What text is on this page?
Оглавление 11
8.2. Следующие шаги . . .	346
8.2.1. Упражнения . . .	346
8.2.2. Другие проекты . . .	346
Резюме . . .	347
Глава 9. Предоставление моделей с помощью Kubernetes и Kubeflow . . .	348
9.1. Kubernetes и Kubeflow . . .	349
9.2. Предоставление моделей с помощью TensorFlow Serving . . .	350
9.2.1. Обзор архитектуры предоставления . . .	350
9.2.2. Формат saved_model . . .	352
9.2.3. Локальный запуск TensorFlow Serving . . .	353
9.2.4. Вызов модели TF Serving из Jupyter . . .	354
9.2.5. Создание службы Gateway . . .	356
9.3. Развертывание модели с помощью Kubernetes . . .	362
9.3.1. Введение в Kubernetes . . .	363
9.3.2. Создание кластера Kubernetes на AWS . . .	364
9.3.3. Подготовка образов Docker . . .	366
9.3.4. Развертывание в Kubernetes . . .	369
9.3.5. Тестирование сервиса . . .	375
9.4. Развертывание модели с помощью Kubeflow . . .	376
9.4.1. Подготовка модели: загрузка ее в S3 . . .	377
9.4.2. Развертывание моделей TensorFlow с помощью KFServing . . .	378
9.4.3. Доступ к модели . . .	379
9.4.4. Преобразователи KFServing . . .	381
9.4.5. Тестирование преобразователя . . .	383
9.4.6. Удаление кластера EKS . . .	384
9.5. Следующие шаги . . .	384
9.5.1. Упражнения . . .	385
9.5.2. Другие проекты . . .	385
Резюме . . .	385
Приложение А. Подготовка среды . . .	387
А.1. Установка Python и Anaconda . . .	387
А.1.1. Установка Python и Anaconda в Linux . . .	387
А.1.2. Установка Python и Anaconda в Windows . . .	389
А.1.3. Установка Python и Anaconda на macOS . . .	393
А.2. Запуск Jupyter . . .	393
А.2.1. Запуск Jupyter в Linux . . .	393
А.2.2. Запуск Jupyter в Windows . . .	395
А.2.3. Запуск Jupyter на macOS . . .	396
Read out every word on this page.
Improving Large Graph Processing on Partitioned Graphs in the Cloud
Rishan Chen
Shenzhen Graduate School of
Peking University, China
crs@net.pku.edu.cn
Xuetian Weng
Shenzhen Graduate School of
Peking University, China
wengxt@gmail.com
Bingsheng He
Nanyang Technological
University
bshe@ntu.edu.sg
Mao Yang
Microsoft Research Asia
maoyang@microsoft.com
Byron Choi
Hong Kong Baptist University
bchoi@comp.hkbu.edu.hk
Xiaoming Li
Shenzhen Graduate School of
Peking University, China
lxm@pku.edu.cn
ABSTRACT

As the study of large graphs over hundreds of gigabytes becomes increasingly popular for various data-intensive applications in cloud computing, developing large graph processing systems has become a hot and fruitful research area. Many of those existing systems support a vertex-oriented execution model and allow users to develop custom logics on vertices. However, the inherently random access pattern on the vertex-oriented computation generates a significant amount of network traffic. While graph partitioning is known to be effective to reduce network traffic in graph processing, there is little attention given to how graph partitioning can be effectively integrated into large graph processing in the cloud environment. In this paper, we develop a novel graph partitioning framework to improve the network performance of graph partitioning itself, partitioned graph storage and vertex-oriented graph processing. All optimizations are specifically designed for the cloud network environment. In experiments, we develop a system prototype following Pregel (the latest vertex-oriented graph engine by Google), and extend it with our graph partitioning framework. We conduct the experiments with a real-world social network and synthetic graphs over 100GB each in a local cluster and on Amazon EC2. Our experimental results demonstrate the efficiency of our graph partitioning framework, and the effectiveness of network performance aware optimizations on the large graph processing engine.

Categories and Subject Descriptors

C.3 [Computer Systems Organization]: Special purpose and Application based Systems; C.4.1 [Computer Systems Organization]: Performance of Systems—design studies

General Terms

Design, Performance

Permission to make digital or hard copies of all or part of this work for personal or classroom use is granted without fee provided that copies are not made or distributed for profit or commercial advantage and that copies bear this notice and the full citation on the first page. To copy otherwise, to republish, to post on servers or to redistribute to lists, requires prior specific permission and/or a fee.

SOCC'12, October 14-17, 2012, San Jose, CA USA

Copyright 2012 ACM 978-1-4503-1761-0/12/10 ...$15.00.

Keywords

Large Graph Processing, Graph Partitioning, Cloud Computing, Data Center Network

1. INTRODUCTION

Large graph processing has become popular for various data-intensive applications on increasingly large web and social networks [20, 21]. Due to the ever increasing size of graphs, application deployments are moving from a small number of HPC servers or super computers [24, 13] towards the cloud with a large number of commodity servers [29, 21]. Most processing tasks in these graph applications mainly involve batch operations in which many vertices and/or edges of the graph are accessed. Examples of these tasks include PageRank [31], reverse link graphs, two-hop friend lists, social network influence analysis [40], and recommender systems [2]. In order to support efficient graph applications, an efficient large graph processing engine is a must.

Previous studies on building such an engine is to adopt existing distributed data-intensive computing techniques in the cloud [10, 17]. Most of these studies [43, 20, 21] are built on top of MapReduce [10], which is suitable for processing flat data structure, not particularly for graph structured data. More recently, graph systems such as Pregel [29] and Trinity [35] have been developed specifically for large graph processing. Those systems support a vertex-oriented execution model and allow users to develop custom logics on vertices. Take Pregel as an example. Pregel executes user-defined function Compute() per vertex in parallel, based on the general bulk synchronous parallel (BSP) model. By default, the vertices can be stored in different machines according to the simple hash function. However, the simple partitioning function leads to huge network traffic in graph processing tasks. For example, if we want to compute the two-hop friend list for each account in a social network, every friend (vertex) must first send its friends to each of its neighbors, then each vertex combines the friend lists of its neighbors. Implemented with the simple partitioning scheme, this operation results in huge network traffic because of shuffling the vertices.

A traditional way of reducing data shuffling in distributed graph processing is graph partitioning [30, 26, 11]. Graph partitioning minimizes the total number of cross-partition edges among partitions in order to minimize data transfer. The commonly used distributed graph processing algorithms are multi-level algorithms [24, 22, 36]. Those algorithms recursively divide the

* [The task]
Copy out every line holding the string "кластера".

* [Result of the exercise]
9.3.2. Создание кластера Kubernetes на AWS . . .	364
9.4.6. Удаление кластера EKS . . .	384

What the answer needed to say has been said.